Transcribe all the entries word for word, skipping the pictures.

Material shown
▼
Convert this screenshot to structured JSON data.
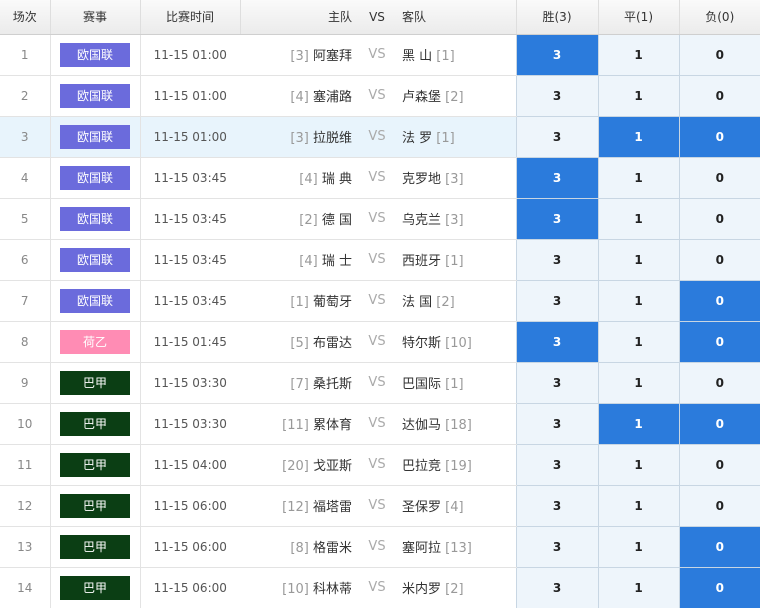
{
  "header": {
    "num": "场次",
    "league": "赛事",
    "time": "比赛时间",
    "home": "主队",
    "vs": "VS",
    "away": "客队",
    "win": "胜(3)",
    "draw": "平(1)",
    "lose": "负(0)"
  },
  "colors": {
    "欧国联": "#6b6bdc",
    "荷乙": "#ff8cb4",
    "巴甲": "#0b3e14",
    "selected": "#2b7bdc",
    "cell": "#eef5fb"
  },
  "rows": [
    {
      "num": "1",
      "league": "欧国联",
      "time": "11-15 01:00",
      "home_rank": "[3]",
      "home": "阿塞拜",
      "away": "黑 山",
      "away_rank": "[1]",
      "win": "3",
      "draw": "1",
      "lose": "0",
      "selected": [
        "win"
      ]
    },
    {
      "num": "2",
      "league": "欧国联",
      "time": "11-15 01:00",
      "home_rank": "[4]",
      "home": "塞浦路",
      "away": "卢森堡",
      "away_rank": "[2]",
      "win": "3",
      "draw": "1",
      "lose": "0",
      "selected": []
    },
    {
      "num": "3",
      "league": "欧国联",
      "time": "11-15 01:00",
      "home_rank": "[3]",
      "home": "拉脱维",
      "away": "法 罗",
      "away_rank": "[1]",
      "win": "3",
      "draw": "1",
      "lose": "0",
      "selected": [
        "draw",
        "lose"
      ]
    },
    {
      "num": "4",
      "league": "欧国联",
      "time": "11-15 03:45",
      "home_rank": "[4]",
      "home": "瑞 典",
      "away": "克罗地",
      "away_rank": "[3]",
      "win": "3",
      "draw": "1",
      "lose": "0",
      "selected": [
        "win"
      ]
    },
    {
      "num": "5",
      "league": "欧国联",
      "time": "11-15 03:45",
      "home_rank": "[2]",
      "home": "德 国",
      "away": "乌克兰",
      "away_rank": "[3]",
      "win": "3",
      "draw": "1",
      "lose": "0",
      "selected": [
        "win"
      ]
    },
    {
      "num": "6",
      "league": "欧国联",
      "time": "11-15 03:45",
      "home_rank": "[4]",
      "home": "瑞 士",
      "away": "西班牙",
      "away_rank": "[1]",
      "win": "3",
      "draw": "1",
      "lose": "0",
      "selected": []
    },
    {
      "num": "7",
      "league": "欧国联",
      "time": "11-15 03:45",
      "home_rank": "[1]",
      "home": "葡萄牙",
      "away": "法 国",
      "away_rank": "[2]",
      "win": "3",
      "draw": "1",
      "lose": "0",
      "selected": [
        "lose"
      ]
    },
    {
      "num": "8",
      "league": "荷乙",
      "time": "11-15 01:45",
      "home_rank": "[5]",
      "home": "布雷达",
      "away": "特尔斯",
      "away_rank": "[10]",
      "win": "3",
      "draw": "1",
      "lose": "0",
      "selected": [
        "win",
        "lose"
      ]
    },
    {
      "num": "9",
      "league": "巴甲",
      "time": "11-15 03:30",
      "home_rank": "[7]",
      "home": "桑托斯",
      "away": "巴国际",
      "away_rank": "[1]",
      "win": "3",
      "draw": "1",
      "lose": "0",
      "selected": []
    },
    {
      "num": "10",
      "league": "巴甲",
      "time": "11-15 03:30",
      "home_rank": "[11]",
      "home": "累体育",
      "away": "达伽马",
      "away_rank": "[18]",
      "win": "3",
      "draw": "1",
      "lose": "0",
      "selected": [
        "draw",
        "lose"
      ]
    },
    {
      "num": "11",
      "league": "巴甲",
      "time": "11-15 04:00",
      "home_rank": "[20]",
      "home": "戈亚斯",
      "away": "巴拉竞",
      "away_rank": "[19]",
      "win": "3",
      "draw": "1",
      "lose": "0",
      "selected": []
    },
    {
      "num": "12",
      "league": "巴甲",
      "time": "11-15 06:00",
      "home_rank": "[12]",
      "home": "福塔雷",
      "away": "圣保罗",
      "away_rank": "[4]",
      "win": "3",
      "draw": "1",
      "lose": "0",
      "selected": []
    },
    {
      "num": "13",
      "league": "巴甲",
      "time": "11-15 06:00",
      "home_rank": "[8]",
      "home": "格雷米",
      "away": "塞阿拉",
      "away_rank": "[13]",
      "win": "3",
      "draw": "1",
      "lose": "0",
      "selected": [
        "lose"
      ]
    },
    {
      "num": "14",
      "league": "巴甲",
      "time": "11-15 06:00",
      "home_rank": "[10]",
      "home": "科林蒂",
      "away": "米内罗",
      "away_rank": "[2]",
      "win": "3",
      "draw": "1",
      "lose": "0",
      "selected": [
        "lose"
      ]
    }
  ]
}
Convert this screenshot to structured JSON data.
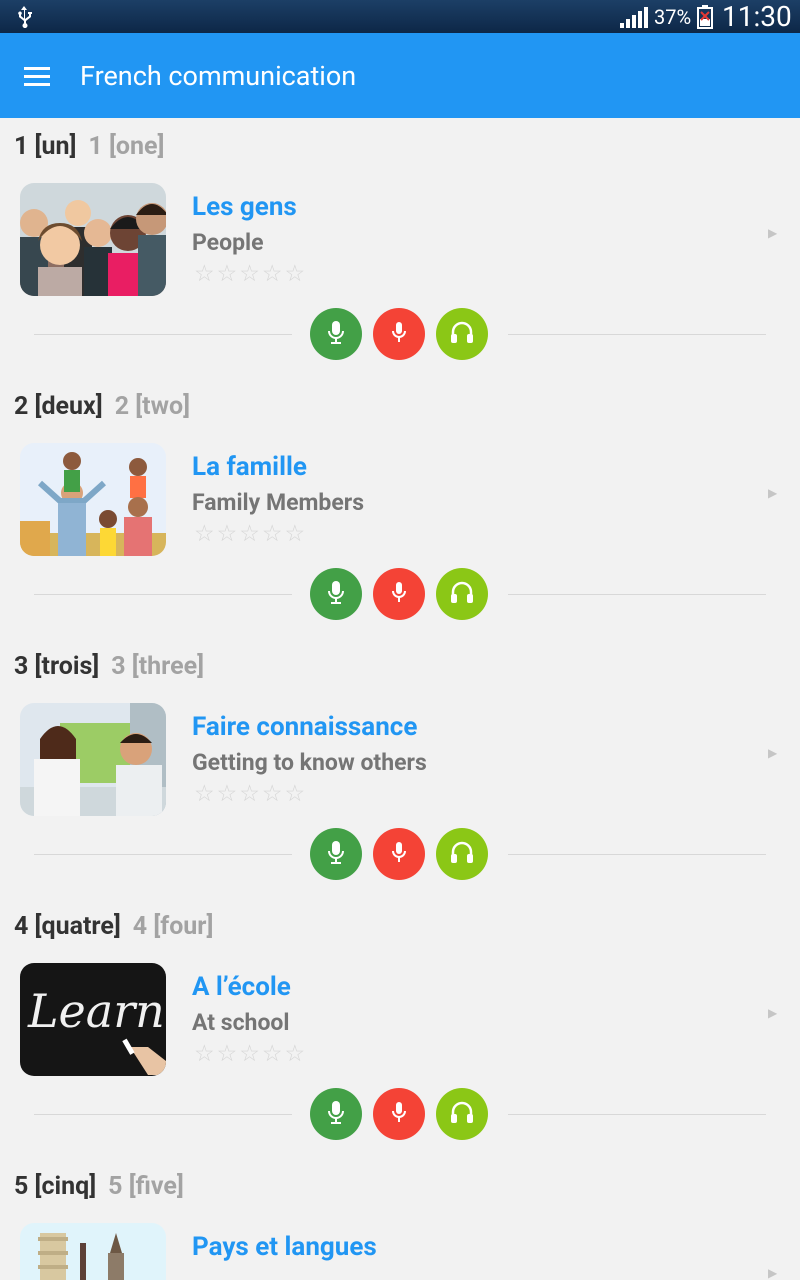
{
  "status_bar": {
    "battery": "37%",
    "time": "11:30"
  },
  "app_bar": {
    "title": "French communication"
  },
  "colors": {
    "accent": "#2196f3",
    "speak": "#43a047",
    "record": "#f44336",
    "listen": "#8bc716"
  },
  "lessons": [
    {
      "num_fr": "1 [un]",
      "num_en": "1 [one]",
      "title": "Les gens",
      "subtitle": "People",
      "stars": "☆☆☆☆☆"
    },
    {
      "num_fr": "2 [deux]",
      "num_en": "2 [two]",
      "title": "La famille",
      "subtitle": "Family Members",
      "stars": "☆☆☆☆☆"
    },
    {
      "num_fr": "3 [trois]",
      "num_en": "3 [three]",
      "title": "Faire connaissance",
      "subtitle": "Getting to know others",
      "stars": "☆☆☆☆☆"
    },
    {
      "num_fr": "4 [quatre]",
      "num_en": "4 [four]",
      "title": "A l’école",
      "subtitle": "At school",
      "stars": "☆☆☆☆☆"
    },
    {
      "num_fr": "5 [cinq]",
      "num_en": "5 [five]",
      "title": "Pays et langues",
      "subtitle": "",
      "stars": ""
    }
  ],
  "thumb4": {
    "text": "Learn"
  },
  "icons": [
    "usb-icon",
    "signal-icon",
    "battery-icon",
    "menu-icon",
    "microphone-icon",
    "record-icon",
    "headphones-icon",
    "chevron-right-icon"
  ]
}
▲
In response
Convert this screenshot to structured JSON data.
{
  "header": {
    "num": "场次",
    "league": "赛事",
    "time": "比赛时间",
    "home": "主队",
    "vs": "VS",
    "away": "客队",
    "win": "胜(3)",
    "draw": "平(1)",
    "lose": "负(0)"
  },
  "colors": {
    "欧国联": "#6b6bdc",
    "荷乙": "#ff8cb4",
    "巴甲": "#0b3e14",
    "selected": "#2b7bdc",
    "cell": "#eef5fb"
  },
  "rows": [
    {
      "num": "1",
      "league": "欧国联",
      "time": "11-15 01:00",
      "home_rank": "[3]",
      "home": "阿塞拜",
      "away": "黑 山",
      "away_rank": "[1]",
      "win": "3",
      "draw": "1",
      "lose": "0",
      "selected": [
        "win"
      ]
    },
    {
      "num": "2",
      "league": "欧国联",
      "time": "11-15 01:00",
      "home_rank": "[4]",
      "home": "塞浦路",
      "away": "卢森堡",
      "away_rank": "[2]",
      "win": "3",
      "draw": "1",
      "lose": "0",
      "selected": []
    },
    {
      "num": "3",
      "league": "欧国联",
      "time": "11-15 01:00",
      "home_rank": "[3]",
      "home": "拉脱维",
      "away": "法 罗",
      "away_rank": "[1]",
      "win": "3",
      "draw": "1",
      "lose": "0",
      "selected": [
        "draw",
        "lose"
      ]
    },
    {
      "num": "4",
      "league": "欧国联",
      "time": "11-15 03:45",
      "home_rank": "[4]",
      "home": "瑞 典",
      "away": "克罗地",
      "away_rank": "[3]",
      "win": "3",
      "draw": "1",
      "lose": "0",
      "selected": [
        "win"
      ]
    },
    {
      "num": "5",
      "league": "欧国联",
      "time": "11-15 03:45",
      "home_rank": "[2]",
      "home": "德 国",
      "away": "乌克兰",
      "away_rank": "[3]",
      "win": "3",
      "draw": "1",
      "lose": "0",
      "selected": [
        "win"
      ]
    },
    {
      "num": "6",
      "league": "欧国联",
      "time": "11-15 03:45",
      "home_rank": "[4]",
      "home": "瑞 士",
      "away": "西班牙",
      "away_rank": "[1]",
      "win": "3",
      "draw": "1",
      "lose": "0",
      "selected": []
    },
    {
      "num": "7",
      "league": "欧国联",
      "time": "11-15 03:45",
      "home_rank": "[1]",
      "home": "葡萄牙",
      "away": "法 国",
      "away_rank": "[2]",
      "win": "3",
      "draw": "1",
      "lose": "0",
      "selected": [
        "lose"
      ]
    },
    {
      "num": "8",
      "league": "荷乙",
      "time": "11-15 01:45",
      "home_rank": "[5]",
      "home": "布雷达",
      "away": "特尔斯",
      "away_rank": "[10]",
      "win": "3",
      "draw": "1",
      "lose": "0",
      "selected": [
        "win",
        "lose"
      ]
    },
    {
      "num": "9",
      "league": "巴甲",
      "time": "11-15 03:30",
      "home_rank": "[7]",
      "home": "桑托斯",
      "away": "巴国际",
      "away_rank": "[1]",
      "win": "3",
      "draw": "1",
      "lose": "0",
      "selected": []
    },
    {
      "num": "10",
      "league": "巴甲",
      "time": "11-15 03:30",
      "home_rank": "[11]",
      "home": "累体育",
      "away": "达伽马",
      "away_rank": "[18]",
      "win": "3",
      "draw": "1",
      "lose": "0",
      "selected": [
        "draw",
        "lose"
      ]
    },
    {
      "num": "11",
      "league": "巴甲",
      "time": "11-15 04:00",
      "home_rank": "[20]",
      "home": "戈亚斯",
      "away": "巴拉竞",
      "away_rank": "[19]",
      "win": "3",
      "draw": "1",
      "lose": "0",
      "selected": []
    },
    {
      "num": "12",
      "league": "巴甲",
      "time": "11-15 06:00",
      "home_rank": "[12]",
      "home": "福塔雷",
      "away": "圣保罗",
      "away_rank": "[4]",
      "win": "3",
      "draw": "1",
      "lose": "0",
      "selected": []
    },
    {
      "num": "13",
      "league": "巴甲",
      "time": "11-15 06:00",
      "home_rank": "[8]",
      "home": "格雷米",
      "away": "塞阿拉",
      "away_rank": "[13]",
      "win": "3",
      "draw": "1",
      "lose": "0",
      "selected": [
        "lose"
      ]
    },
    {
      "num": "14",
      "league": "巴甲",
      "time": "11-15 06:00",
      "home_rank": "[10]",
      "home": "科林蒂",
      "away": "米内罗",
      "away_rank": "[2]",
      "win": "3",
      "draw": "1",
      "lose": "0",
      "selected": [
        "lose"
      ]
    }
  ]
}
Convert this screenshot to structured JSON data.
{
  "status_bar": {
    "battery": "37%",
    "time": "11:30"
  },
  "app_bar": {
    "title": "French communication"
  },
  "colors": {
    "accent": "#2196f3",
    "speak": "#43a047",
    "record": "#f44336",
    "listen": "#8bc716"
  },
  "lessons": [
    {
      "num_fr": "1 [un]",
      "num_en": "1 [one]",
      "title": "Les gens",
      "subtitle": "People",
      "stars": "☆☆☆☆☆"
    },
    {
      "num_fr": "2 [deux]",
      "num_en": "2 [two]",
      "title": "La famille",
      "subtitle": "Family Members",
      "stars": "☆☆☆☆☆"
    },
    {
      "num_fr": "3 [trois]",
      "num_en": "3 [three]",
      "title": "Faire connaissance",
      "subtitle": "Getting to know others",
      "stars": "☆☆☆☆☆"
    },
    {
      "num_fr": "4 [quatre]",
      "num_en": "4 [four]",
      "title": "A l’école",
      "subtitle": "At school",
      "stars": "☆☆☆☆☆"
    },
    {
      "num_fr": "5 [cinq]",
      "num_en": "5 [five]",
      "title": "Pays et langues",
      "subtitle": "",
      "stars": ""
    }
  ],
  "thumb4": {
    "text": "Learn"
  },
  "icons": [
    "usb-icon",
    "signal-icon",
    "battery-icon",
    "menu-icon",
    "microphone-icon",
    "record-icon",
    "headphones-icon",
    "chevron-right-icon"
  ]
}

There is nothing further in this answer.